**WORK TO COMPLETE**
Find all lines in the records that include the word "seinen", and copy them out.

Dataset entries:
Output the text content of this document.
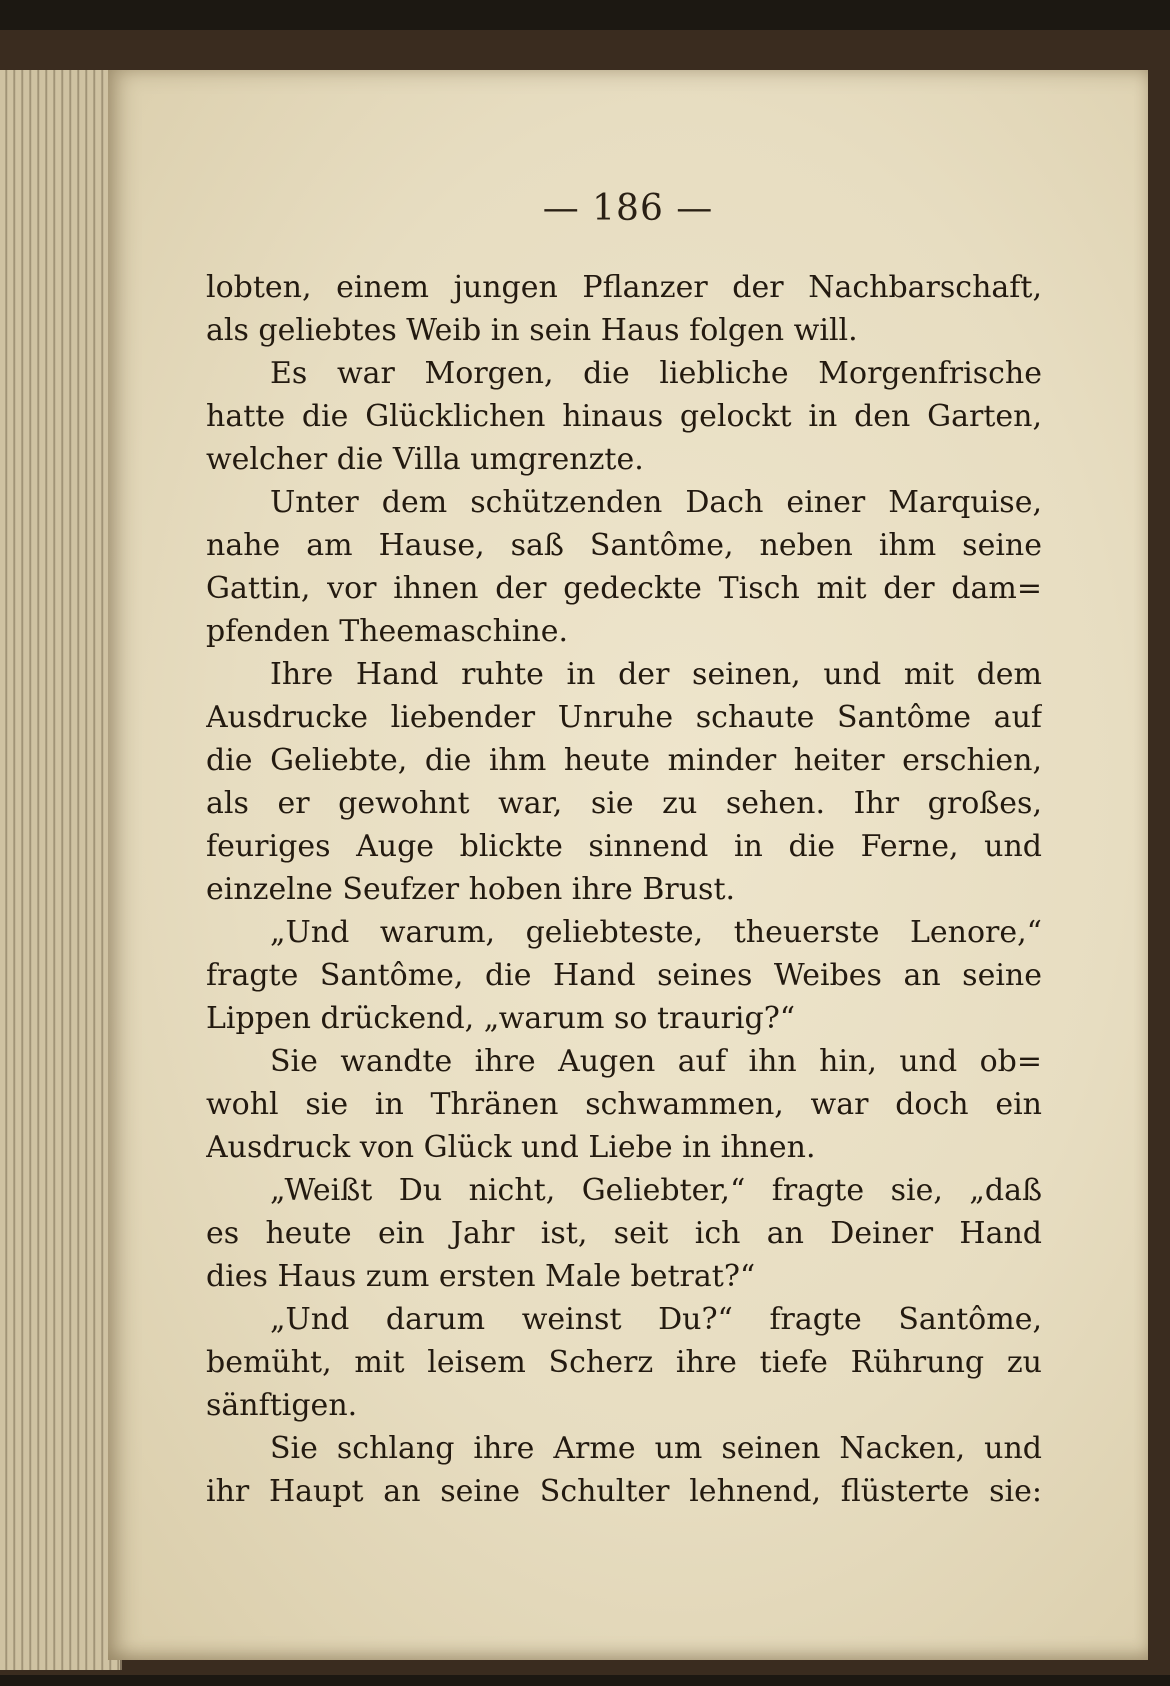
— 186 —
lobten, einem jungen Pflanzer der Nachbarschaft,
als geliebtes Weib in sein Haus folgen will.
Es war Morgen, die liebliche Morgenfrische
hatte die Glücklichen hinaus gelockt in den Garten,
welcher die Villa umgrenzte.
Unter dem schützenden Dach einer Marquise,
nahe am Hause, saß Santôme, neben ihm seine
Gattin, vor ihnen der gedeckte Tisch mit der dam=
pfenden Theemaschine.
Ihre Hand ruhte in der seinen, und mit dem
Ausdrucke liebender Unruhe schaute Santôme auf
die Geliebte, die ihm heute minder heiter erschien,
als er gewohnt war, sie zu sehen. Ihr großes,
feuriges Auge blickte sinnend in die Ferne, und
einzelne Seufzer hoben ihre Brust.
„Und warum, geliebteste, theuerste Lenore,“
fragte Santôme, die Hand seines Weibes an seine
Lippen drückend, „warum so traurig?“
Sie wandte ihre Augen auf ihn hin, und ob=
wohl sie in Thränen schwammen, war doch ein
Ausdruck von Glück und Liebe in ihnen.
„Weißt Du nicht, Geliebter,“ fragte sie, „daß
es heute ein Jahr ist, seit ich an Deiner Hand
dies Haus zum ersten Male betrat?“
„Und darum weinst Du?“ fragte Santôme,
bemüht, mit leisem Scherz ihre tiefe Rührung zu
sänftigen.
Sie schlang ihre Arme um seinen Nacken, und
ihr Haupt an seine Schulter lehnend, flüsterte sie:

**TASK RESPONSE**
Ihre Hand ruhte in der seinen, und mit dem
Sie schlang ihre Arme um seinen Nacken, und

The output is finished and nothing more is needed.